WORK INSTRUCTIONS:
Give the listing again exactly, omitting its images.

□ □ □

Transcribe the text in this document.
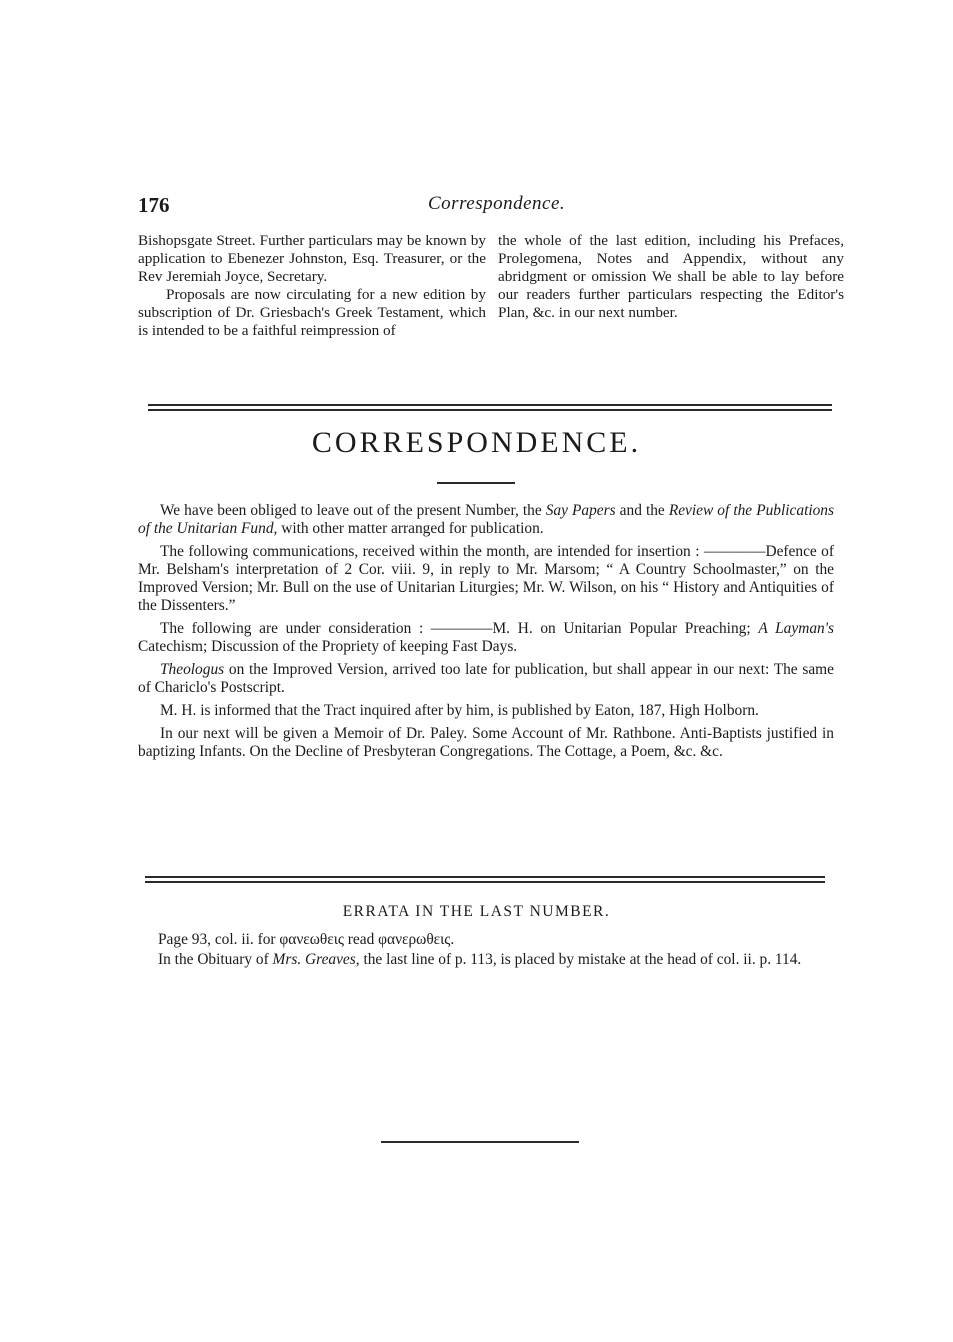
176	Correspondence.

Bishopsgate Street. Further particulars may be known by application to Ebenezer Johnston, Esq. Treasurer, or the Rev Jeremiah Joyce, Secretary.

Proposals are now circulating for a new edition by subscription of Dr. Griesbach's Greek Testament, which is intended to be a faithful reimpression of

the whole of the last edition, including his Prefaces, Prolegomena, Notes and Appendix, without any abridgment or omission We shall be able to lay before our readers further particulars respecting the Editor's Plan, &c. in our next number.

CORRESPONDENCE.

We have been obliged to leave out of the present Number, the Say Papers and the Review of the Publications of the Unitarian Fund, with other matter arranged for publication.

The following communications, received within the month, are intended for insertion : ————Defence of Mr. Belsham's interpretation of 2 Cor. viii. 9, in reply to Mr. Marsom; “ A Country Schoolmaster,” on the Improved Version; Mr. Bull on the use of Unitarian Liturgies; Mr. W. Wilson, on his “ History and Antiquities of the Dissenters.”

The following are under consideration : ————M. H. on Unitarian Popular Preaching; A Layman's Catechism; Discussion of the Propriety of keeping Fast Days.

Theologus on the Improved Version, arrived too late for publication, but shall appear in our next: The same of Chariclo's Postscript.

M. H. is informed that the Tract inquired after by him, is published by Eaton, 187, High Holborn.

In our next will be given a Memoir of Dr. Paley. Some Account of Mr. Rathbone. Anti-Baptists justified in baptizing Infants. On the Decline of Presbyteran Congregations. The Cottage, a Poem, &c. &c.

ERRATA IN THE LAST NUMBER.

Page 93, col. ii. for φανεωθεις read φανερωθεις.

In the Obituary of Mrs. Greaves, the last line of p. 113, is placed by mistake at the head of col. ii. p. 114.
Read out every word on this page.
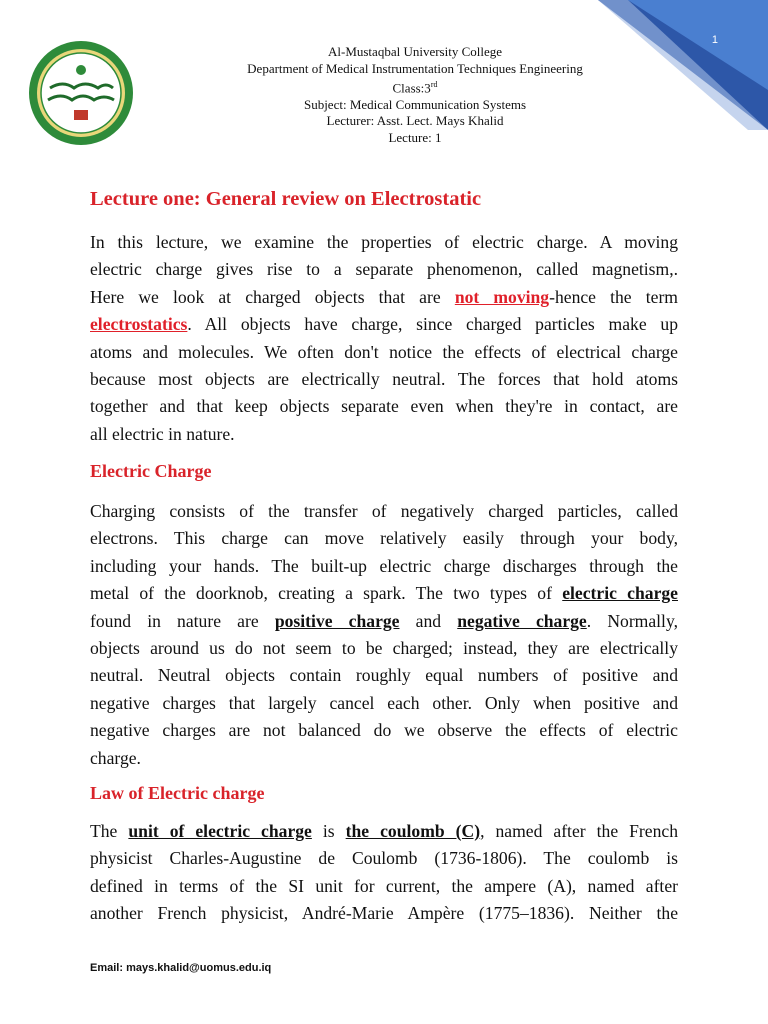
1
Al-Mustaqbal University College
Department of Medical Instrumentation Techniques Engineering
Class:3rd
Subject: Medical Communication Systems
Lecturer: Asst. Lect. Mays Khalid
Lecture: 1
Lecture one: General review on Electrostatic
In this lecture, we examine the properties of electric charge. A moving
electric charge gives rise to a separate phenomenon, called magnetism,.
Here we look at charged objects that are not moving-hence the term
electrostatics. All objects have charge, since charged particles make up
atoms and molecules. We often don't notice the effects of electrical charge
because most objects are electrically neutral. The forces that hold atoms
together and that keep objects separate even when they're in contact, are
all electric in nature.
Electric Charge
Charging consists of the transfer of negatively charged particles, called
electrons. This charge can move relatively easily through your body,
including your hands. The built-up electric charge discharges through the
metal of the doorknob, creating a spark. The two types of electric charge
found in nature are positive charge and negative charge. Normally,
objects around us do not seem to be charged; instead, they are electrically
neutral. Neutral objects contain roughly equal numbers of positive and
negative charges that largely cancel each other. Only when positive and
negative charges are not balanced do we observe the effects of electric
charge.
Law of Electric charge
The unit of electric charge is the coulomb (C), named after the French
physicist Charles-Augustine de Coulomb (1736-1806). The coulomb is
defined in terms of the SI unit for current, the ampere (A), named after
another French physicist, André-Marie Ampère (1775–1836). Neither the
Email: mays.khalid@uomus.edu.iq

□ □ □

SOLUTION FOR THIS PROBLEM:
Transcribe the text in this document.
176	Correspondence.

Bishopsgate Street. Further particulars may be known by application to Ebenezer Johnston, Esq. Treasurer, or the Rev Jeremiah Joyce, Secretary.

Proposals are now circulating for a new edition by subscription of Dr. Griesbach's Greek Testament, which is intended to be a faithful reimpression of

the whole of the last edition, including his Prefaces, Prolegomena, Notes and Appendix, without any abridgment or omission We shall be able to lay before our readers further particulars respecting the Editor's Plan, &c. in our next number.

CORRESPONDENCE.

We have been obliged to leave out of the present Number, the Say Papers and the Review of the Publications of the Unitarian Fund, with other matter arranged for publication.

The following communications, received within the month, are intended for insertion : ————Defence of Mr. Belsham's interpretation of 2 Cor. viii. 9, in reply to Mr. Marsom; “ A Country Schoolmaster,” on the Improved Version; Mr. Bull on the use of Unitarian Liturgies; Mr. W. Wilson, on his “ History and Antiquities of the Dissenters.”

The following are under consideration : ————M. H. on Unitarian Popular Preaching; A Layman's Catechism; Discussion of the Propriety of keeping Fast Days.

Theologus on the Improved Version, arrived too late for publication, but shall appear in our next: The same of Chariclo's Postscript.

M. H. is informed that the Tract inquired after by him, is published by Eaton, 187, High Holborn.

In our next will be given a Memoir of Dr. Paley. Some Account of Mr. Rathbone. Anti-Baptists justified in baptizing Infants. On the Decline of Presbyteran Congregations. The Cottage, a Poem, &c. &c.

ERRATA IN THE LAST NUMBER.

Page 93, col. ii. for φανεωθεις read φανερωθεις.

In the Obituary of Mrs. Greaves, the last line of p. 113, is placed by mistake at the head of col. ii. p. 114.
Read out every word on this page.
1
Al-Mustaqbal University College
Department of Medical Instrumentation Techniques Engineering
Class:3rd
Subject: Medical Communication Systems
Lecturer: Asst. Lect. Mays Khalid
Lecture: 1
Lecture one: General review on Electrostatic
In this lecture, we examine the properties of electric charge. A moving
electric charge gives rise to a separate phenomenon, called magnetism,.
Here we look at charged objects that are not moving-hence the term
electrostatics. All objects have charge, since charged particles make up
atoms and molecules. We often don't notice the effects of electrical charge
because most objects are electrically neutral. The forces that hold atoms
together and that keep objects separate even when they're in contact, are
all electric in nature.
Electric Charge
Charging consists of the transfer of negatively charged particles, called
electrons. This charge can move relatively easily through your body,
including your hands. The built-up electric charge discharges through the
metal of the doorknob, creating a spark. The two types of electric charge
found in nature are positive charge and negative charge. Normally,
objects around us do not seem to be charged; instead, they are electrically
neutral. Neutral objects contain roughly equal numbers of positive and
negative charges that largely cancel each other. Only when positive and
negative charges are not balanced do we observe the effects of electric
charge.
Law of Electric charge
The unit of electric charge is the coulomb (C), named after the French
physicist Charles-Augustine de Coulomb (1736-1806). The coulomb is
defined in terms of the SI unit for current, the ampere (A), named after
another French physicist, André-Marie Ampère (1775–1836). Neither the
Email: mays.khalid@uomus.edu.iq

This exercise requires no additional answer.